Give the data again, word for word.

# Record excerpts:
★ ★ ★ ★ ★ ★ ★

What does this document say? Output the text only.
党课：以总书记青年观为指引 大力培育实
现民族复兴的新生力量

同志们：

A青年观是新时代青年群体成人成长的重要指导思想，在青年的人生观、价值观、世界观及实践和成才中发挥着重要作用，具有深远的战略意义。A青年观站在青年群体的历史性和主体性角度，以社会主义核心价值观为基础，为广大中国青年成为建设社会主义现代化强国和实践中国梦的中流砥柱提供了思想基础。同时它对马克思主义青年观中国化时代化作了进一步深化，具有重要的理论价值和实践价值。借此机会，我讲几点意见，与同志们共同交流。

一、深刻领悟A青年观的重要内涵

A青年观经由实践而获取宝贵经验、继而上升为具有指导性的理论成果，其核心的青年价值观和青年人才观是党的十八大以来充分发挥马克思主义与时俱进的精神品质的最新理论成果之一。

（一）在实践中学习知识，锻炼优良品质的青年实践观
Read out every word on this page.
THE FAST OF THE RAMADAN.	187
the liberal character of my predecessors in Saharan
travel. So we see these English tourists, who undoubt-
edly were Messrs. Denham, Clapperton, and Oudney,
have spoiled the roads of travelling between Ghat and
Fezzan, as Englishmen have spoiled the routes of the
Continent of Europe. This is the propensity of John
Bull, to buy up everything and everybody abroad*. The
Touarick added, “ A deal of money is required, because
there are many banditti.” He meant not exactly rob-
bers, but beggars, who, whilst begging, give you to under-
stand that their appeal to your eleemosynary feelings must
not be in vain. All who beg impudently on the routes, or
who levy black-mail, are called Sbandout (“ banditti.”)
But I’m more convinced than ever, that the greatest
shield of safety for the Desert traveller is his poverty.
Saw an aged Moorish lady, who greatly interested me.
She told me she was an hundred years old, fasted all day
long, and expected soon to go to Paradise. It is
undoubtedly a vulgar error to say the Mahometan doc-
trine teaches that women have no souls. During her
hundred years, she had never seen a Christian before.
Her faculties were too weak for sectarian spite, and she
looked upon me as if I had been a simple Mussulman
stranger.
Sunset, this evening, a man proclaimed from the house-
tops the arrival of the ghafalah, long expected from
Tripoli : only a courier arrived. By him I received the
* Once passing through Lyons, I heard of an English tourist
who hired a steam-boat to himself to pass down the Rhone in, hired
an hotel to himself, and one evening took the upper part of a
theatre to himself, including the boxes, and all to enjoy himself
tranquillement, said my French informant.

★ ★ ★ ★ ★ ★ ★

# Solution for this task:
What does this document say? Output the text only.
党课：以总书记青年观为指引 大力培育实
现民族复兴的新生力量

同志们：

A青年观是新时代青年群体成人成长的重要指导思想，在青年的人生观、价值观、世界观及实践和成才中发挥着重要作用，具有深远的战略意义。A青年观站在青年群体的历史性和主体性角度，以社会主义核心价值观为基础，为广大中国青年成为建设社会主义现代化强国和实践中国梦的中流砥柱提供了思想基础。同时它对马克思主义青年观中国化时代化作了进一步深化，具有重要的理论价值和实践价值。借此机会，我讲几点意见，与同志们共同交流。

一、深刻领悟A青年观的重要内涵

A青年观经由实践而获取宝贵经验、继而上升为具有指导性的理论成果，其核心的青年价值观和青年人才观是党的十八大以来充分发挥马克思主义与时俱进的精神品质的最新理论成果之一。

（一）在实践中学习知识，锻炼优良品质的青年实践观
Read out every word on this page.
THE FAST OF THE RAMADAN.	187
the liberal character of my predecessors in Saharan
travel. So we see these English tourists, who undoubt-
edly were Messrs. Denham, Clapperton, and Oudney,
have spoiled the roads of travelling between Ghat and
Fezzan, as Englishmen have spoiled the routes of the
Continent of Europe. This is the propensity of John
Bull, to buy up everything and everybody abroad*. The
Touarick added, “ A deal of money is required, because
there are many banditti.” He meant not exactly rob-
bers, but beggars, who, whilst begging, give you to under-
stand that their appeal to your eleemosynary feelings must
not be in vain. All who beg impudently on the routes, or
who levy black-mail, are called Sbandout (“ banditti.”)
But I’m more convinced than ever, that the greatest
shield of safety for the Desert traveller is his poverty.
Saw an aged Moorish lady, who greatly interested me.
She told me she was an hundred years old, fasted all day
long, and expected soon to go to Paradise. It is
undoubtedly a vulgar error to say the Mahometan doc-
trine teaches that women have no souls. During her
hundred years, she had never seen a Christian before.
Her faculties were too weak for sectarian spite, and she
looked upon me as if I had been a simple Mussulman
stranger.
Sunset, this evening, a man proclaimed from the house-
tops the arrival of the ghafalah, long expected from
Tripoli : only a courier arrived. By him I received the
* Once passing through Lyons, I heard of an English tourist
who hired a steam-boat to himself to pass down the Rhone in, hired
an hotel to himself, and one evening took the upper part of a
theatre to himself, including the boxes, and all to enjoy himself
tranquillement, said my French informant.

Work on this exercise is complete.